◆ **GOAL OF THE EXERCISE**
Pick out every line in the data below that holds "Operating".
__________
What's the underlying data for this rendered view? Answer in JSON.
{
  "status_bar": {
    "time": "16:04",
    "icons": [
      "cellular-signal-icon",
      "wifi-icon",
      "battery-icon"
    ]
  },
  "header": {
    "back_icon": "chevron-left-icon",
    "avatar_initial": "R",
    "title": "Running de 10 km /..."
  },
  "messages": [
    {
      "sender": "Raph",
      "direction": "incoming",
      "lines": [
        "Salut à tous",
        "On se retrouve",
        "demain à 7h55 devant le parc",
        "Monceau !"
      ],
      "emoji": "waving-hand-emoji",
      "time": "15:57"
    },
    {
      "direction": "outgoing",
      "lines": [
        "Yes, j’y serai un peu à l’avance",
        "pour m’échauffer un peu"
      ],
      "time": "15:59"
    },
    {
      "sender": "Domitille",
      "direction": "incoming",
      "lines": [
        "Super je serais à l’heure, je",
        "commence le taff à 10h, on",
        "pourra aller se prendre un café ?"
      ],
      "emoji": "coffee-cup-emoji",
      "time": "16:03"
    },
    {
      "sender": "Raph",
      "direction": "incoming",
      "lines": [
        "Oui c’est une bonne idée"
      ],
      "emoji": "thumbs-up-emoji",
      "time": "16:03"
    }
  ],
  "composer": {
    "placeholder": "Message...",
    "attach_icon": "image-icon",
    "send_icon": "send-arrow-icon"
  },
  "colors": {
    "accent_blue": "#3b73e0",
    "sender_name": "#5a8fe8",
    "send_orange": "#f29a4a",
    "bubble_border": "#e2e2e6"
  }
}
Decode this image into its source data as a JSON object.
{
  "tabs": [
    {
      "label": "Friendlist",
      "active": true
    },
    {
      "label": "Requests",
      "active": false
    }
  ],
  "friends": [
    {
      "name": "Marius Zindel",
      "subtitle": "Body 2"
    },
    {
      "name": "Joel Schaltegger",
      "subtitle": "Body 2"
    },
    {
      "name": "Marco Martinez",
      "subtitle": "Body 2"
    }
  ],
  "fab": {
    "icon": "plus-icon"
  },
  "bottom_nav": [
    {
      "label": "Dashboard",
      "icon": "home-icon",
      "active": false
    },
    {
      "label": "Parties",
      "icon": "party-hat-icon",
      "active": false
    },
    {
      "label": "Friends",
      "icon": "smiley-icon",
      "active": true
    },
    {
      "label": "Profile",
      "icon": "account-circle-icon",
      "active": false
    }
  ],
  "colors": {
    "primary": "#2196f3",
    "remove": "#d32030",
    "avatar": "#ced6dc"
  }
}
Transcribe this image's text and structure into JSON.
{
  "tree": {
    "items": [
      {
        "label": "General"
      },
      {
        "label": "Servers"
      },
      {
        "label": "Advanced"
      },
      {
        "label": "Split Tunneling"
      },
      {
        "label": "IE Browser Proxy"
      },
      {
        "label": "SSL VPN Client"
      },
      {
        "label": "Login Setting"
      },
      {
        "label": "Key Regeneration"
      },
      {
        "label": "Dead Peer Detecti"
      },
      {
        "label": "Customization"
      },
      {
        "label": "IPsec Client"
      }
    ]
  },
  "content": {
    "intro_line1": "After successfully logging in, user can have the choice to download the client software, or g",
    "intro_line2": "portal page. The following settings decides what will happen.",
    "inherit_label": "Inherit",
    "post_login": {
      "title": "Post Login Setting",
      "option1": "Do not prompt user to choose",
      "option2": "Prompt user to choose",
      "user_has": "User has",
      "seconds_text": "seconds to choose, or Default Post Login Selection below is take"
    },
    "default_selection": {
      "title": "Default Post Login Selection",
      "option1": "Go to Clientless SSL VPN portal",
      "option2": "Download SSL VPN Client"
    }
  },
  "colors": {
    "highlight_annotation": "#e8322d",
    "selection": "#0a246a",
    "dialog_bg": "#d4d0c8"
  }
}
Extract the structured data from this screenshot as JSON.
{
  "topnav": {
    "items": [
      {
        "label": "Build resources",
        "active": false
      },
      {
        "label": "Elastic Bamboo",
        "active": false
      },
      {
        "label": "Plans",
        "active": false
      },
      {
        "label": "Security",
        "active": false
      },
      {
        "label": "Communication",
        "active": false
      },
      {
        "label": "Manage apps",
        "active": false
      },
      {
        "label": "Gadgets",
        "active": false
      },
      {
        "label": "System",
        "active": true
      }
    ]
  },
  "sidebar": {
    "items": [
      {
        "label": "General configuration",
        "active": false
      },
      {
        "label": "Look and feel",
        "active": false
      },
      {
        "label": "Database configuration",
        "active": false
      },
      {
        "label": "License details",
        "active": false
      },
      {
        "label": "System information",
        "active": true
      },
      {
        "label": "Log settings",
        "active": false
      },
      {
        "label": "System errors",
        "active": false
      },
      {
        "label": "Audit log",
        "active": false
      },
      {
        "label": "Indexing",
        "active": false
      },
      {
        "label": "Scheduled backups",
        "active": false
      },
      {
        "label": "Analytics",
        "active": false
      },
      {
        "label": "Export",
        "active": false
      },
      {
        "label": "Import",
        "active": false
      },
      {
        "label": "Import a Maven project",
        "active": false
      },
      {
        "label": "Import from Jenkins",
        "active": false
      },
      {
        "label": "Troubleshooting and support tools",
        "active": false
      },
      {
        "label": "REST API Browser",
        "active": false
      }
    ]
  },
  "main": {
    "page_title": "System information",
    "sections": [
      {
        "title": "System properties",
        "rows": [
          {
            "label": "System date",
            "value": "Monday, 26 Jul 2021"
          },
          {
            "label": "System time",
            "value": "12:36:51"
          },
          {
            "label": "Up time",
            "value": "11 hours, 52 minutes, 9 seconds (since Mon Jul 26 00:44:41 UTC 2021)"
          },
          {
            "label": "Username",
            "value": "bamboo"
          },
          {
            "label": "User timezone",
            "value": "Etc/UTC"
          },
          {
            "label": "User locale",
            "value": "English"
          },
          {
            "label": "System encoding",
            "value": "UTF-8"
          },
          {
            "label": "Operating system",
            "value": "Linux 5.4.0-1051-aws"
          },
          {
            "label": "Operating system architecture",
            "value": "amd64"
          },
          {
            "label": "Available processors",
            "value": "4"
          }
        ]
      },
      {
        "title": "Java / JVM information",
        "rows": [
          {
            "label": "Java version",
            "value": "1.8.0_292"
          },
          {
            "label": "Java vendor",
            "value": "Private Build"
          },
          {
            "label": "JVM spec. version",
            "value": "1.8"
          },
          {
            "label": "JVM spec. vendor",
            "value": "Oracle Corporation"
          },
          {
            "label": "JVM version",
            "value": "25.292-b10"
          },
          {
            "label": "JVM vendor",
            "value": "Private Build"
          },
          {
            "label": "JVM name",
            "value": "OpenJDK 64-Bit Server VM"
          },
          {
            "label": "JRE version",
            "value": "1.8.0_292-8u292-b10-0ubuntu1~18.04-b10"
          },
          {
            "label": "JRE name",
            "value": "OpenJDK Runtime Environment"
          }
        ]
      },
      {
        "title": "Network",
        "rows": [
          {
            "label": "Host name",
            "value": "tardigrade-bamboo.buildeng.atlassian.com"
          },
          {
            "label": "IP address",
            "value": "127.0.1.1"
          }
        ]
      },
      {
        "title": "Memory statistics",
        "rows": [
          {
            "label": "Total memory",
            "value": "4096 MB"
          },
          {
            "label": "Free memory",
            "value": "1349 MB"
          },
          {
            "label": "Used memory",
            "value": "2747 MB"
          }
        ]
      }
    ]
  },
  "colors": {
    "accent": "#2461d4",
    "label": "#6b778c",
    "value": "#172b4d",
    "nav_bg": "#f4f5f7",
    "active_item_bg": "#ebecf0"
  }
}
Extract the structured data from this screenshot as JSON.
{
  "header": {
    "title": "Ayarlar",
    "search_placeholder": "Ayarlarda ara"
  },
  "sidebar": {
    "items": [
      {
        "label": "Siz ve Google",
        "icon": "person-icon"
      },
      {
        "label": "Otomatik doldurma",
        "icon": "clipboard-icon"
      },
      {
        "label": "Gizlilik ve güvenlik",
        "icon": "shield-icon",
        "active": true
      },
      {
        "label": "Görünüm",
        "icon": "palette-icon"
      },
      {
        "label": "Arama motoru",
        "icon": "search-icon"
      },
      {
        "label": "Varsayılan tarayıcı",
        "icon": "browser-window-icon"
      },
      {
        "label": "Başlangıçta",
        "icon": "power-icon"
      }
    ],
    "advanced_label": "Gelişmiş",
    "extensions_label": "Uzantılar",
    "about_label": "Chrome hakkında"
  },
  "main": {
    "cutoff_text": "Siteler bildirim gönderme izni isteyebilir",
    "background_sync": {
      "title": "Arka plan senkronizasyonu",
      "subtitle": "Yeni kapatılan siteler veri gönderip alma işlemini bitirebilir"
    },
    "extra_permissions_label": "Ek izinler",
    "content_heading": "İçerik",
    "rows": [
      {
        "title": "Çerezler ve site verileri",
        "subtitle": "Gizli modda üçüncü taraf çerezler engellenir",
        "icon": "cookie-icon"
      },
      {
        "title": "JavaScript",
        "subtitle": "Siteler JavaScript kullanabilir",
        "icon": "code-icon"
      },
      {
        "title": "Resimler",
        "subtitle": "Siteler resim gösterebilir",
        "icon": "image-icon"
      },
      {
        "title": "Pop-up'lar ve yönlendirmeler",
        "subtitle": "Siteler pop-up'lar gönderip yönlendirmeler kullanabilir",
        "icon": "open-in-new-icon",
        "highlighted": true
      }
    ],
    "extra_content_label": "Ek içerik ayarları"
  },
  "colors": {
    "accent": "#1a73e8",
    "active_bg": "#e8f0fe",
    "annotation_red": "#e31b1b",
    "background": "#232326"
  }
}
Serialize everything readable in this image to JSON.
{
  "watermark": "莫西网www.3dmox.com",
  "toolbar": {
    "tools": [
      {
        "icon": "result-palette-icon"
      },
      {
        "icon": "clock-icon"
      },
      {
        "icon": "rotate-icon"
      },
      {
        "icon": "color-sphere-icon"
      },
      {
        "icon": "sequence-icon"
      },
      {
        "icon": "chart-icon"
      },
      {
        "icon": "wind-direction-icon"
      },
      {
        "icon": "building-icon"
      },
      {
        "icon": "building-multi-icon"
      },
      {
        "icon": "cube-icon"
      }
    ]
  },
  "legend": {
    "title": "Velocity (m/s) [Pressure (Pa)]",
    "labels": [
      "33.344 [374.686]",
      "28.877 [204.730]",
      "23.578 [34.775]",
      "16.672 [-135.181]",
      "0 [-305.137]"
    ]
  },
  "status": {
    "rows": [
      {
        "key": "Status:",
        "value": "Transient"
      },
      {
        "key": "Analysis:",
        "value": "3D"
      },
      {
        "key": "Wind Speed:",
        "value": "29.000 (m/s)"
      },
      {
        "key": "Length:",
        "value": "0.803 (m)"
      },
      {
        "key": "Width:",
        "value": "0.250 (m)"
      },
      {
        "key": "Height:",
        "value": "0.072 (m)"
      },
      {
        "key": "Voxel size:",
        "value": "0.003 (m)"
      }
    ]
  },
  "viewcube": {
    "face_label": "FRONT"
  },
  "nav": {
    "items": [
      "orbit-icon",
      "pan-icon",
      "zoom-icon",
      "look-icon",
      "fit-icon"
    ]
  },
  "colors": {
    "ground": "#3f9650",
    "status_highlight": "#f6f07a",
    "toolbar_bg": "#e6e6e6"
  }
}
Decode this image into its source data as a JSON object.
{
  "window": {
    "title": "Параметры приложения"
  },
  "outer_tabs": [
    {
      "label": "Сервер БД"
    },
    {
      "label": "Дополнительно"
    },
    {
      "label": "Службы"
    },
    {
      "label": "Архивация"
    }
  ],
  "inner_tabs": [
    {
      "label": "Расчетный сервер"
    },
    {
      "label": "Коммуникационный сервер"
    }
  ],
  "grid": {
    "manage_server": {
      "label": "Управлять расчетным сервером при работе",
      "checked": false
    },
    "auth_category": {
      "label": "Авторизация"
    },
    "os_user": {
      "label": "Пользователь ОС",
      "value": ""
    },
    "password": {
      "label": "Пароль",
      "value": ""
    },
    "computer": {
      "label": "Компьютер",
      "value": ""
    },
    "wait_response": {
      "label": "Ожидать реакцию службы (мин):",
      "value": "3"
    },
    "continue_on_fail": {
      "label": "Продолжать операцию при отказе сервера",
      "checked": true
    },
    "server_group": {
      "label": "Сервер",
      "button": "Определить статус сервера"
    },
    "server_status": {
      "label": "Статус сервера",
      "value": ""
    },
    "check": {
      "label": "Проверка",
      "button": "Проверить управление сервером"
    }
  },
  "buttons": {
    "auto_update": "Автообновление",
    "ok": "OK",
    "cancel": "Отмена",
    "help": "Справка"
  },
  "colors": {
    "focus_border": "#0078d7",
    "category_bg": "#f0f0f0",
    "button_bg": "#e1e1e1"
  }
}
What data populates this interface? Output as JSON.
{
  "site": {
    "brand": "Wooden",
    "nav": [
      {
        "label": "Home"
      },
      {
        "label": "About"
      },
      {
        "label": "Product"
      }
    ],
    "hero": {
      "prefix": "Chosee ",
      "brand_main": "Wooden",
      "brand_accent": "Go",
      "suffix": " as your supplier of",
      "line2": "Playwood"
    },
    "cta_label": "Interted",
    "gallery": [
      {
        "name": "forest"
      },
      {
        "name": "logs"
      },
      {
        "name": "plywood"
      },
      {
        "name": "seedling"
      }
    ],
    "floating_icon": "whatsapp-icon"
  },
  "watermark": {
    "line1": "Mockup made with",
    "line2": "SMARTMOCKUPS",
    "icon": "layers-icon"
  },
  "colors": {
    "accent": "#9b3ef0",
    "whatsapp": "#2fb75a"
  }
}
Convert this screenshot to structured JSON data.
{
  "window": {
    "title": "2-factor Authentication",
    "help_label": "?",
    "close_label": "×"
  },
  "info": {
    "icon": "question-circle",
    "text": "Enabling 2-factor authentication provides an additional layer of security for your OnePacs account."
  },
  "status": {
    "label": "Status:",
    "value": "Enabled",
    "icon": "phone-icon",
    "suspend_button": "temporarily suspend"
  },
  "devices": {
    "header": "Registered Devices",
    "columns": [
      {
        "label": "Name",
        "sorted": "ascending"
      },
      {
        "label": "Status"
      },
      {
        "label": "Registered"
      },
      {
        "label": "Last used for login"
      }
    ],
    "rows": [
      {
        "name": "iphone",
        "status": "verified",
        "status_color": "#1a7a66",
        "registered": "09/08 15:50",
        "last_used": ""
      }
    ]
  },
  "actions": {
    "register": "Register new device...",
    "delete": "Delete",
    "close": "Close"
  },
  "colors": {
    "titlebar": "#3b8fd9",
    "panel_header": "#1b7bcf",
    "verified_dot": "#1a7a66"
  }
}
__________
◆ **COMPLETED EXERCISE**
            "label": "Operating system",
            "label": "Operating system architecture",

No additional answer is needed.